> [REQUIRED WORK] Extract from the listing each line in which the word "Московской" appears.

Stored data entries
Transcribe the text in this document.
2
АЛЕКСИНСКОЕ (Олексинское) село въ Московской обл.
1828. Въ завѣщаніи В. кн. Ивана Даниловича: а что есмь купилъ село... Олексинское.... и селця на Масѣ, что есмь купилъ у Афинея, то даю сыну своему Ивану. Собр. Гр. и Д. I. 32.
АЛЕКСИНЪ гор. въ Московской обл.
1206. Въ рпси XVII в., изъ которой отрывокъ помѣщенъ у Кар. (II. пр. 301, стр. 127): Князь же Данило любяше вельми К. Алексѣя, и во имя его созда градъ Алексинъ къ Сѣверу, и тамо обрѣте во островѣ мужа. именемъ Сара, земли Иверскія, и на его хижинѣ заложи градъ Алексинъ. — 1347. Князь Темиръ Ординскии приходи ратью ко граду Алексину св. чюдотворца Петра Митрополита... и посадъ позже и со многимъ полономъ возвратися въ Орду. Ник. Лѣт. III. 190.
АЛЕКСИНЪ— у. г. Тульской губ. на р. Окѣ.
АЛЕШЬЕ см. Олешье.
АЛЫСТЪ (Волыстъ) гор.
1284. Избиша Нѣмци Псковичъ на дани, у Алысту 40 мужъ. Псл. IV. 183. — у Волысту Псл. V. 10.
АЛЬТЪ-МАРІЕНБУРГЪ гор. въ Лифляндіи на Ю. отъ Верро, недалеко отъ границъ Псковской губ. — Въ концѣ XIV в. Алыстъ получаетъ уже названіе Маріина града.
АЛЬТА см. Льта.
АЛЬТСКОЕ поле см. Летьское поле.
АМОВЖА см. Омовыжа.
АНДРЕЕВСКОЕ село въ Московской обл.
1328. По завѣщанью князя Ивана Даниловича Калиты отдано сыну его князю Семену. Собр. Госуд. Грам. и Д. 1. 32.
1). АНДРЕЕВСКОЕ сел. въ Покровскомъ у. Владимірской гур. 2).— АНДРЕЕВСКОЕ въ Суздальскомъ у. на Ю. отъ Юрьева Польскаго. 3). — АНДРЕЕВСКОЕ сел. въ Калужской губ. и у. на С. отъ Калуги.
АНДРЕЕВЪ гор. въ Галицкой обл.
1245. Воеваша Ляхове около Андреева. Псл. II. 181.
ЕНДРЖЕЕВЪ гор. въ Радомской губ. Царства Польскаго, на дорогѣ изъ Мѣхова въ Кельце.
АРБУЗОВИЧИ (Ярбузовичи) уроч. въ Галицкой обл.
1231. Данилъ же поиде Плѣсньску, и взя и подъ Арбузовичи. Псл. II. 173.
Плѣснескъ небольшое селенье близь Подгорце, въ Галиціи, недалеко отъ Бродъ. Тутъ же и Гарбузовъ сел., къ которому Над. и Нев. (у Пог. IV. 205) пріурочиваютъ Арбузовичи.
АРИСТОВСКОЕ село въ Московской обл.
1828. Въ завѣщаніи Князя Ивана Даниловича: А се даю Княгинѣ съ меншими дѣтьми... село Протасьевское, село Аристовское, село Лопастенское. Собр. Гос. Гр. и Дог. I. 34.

> [WORKED SOLUTION]
АЛЕКСИНСКОЕ (Олексинское) село въ Московской обл.
АЛЕКСИНЪ гор. въ Московской обл.
АНДРЕЕВСКОЕ село въ Московской обл.
АРИСТОВСКОЕ село въ Московской обл.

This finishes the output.